Data records:

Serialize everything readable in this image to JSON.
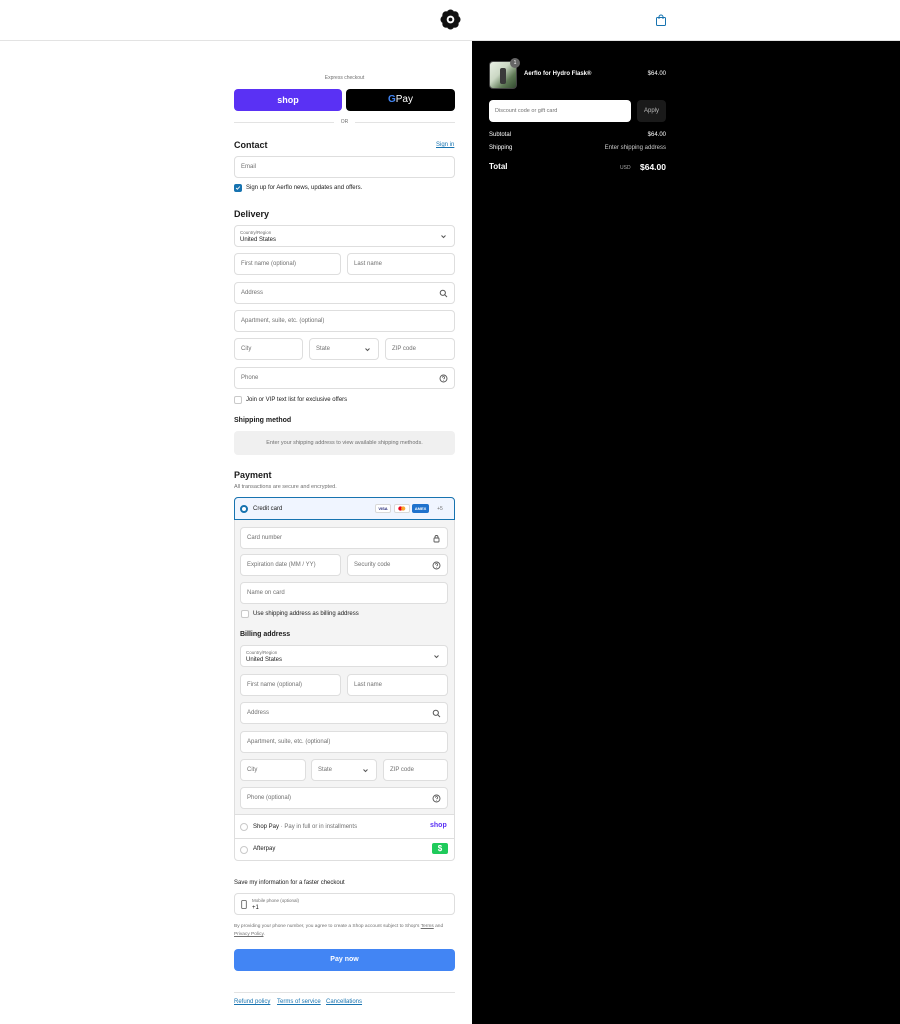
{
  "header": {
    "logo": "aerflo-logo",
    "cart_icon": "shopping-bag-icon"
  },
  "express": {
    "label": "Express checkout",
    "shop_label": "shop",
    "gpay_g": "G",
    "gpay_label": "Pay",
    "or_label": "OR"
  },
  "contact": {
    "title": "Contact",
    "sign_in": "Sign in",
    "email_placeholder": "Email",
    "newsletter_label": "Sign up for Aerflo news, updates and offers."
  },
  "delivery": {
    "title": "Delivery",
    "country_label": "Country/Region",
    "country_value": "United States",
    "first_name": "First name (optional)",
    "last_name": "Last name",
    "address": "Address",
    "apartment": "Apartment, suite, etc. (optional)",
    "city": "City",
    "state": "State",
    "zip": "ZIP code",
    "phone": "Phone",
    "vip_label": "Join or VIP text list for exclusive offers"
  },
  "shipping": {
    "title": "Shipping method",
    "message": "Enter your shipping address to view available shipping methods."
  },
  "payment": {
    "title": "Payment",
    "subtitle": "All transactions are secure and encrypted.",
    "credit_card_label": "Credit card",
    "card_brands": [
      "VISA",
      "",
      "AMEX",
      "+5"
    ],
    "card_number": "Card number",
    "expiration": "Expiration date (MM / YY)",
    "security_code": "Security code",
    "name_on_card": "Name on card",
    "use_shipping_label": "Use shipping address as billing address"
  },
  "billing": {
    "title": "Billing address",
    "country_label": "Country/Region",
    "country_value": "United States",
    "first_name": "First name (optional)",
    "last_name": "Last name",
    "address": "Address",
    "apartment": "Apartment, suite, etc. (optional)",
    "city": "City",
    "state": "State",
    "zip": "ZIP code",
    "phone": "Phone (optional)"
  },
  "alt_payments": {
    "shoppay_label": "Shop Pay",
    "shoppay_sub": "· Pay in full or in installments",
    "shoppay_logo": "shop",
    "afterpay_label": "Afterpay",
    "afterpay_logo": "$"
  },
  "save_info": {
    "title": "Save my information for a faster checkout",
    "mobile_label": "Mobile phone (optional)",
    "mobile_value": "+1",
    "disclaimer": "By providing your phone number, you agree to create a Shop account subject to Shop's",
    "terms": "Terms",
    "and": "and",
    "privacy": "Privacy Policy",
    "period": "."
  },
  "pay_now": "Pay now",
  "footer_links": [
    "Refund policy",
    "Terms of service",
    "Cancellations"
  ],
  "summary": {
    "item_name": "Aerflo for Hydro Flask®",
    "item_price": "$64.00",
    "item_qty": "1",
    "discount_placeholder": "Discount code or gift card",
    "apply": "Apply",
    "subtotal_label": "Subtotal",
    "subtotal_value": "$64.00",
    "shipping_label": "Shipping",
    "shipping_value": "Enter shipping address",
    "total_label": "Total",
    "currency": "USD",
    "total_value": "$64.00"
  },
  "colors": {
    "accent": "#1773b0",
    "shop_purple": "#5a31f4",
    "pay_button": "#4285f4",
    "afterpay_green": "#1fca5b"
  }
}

SHORT EXERCISE —
Quote every entry exactly, with the pictures omitted.

RESULT OF THIS EXERCISE —
Serialize everything readable in this image to JSON.
{
  "header": {
    "logo": "aerflo-logo",
    "cart_icon": "shopping-bag-icon"
  },
  "express": {
    "label": "Express checkout",
    "shop_label": "shop",
    "gpay_g": "G",
    "gpay_label": "Pay",
    "or_label": "OR"
  },
  "contact": {
    "title": "Contact",
    "sign_in": "Sign in",
    "email_placeholder": "Email",
    "newsletter_label": "Sign up for Aerflo news, updates and offers."
  },
  "delivery": {
    "title": "Delivery",
    "country_label": "Country/Region",
    "country_value": "United States",
    "first_name": "First name (optional)",
    "last_name": "Last name",
    "address": "Address",
    "apartment": "Apartment, suite, etc. (optional)",
    "city": "City",
    "state": "State",
    "zip": "ZIP code",
    "phone": "Phone",
    "vip_label": "Join or VIP text list for exclusive offers"
  },
  "shipping": {
    "title": "Shipping method",
    "message": "Enter your shipping address to view available shipping methods."
  },
  "payment": {
    "title": "Payment",
    "subtitle": "All transactions are secure and encrypted.",
    "credit_card_label": "Credit card",
    "card_brands": [
      "VISA",
      "",
      "AMEX",
      "+5"
    ],
    "card_number": "Card number",
    "expiration": "Expiration date (MM / YY)",
    "security_code": "Security code",
    "name_on_card": "Name on card",
    "use_shipping_label": "Use shipping address as billing address"
  },
  "billing": {
    "title": "Billing address",
    "country_label": "Country/Region",
    "country_value": "United States",
    "first_name": "First name (optional)",
    "last_name": "Last name",
    "address": "Address",
    "apartment": "Apartment, suite, etc. (optional)",
    "city": "City",
    "state": "State",
    "zip": "ZIP code",
    "phone": "Phone (optional)"
  },
  "alt_payments": {
    "shoppay_label": "Shop Pay",
    "shoppay_sub": "· Pay in full or in installments",
    "shoppay_logo": "shop",
    "afterpay_label": "Afterpay",
    "afterpay_logo": "$"
  },
  "save_info": {
    "title": "Save my information for a faster checkout",
    "mobile_label": "Mobile phone (optional)",
    "mobile_value": "+1",
    "disclaimer": "By providing your phone number, you agree to create a Shop account subject to Shop's",
    "terms": "Terms",
    "and": "and",
    "privacy": "Privacy Policy",
    "period": "."
  },
  "pay_now": "Pay now",
  "footer_links": [
    "Refund policy",
    "Terms of service",
    "Cancellations"
  ],
  "summary": {
    "item_name": "Aerflo for Hydro Flask®",
    "item_price": "$64.00",
    "item_qty": "1",
    "discount_placeholder": "Discount code or gift card",
    "apply": "Apply",
    "subtotal_label": "Subtotal",
    "subtotal_value": "$64.00",
    "shipping_label": "Shipping",
    "shipping_value": "Enter shipping address",
    "total_label": "Total",
    "currency": "USD",
    "total_value": "$64.00"
  },
  "colors": {
    "accent": "#1773b0",
    "shop_purple": "#5a31f4",
    "pay_button": "#4285f4",
    "afterpay_green": "#1fca5b"
  }
}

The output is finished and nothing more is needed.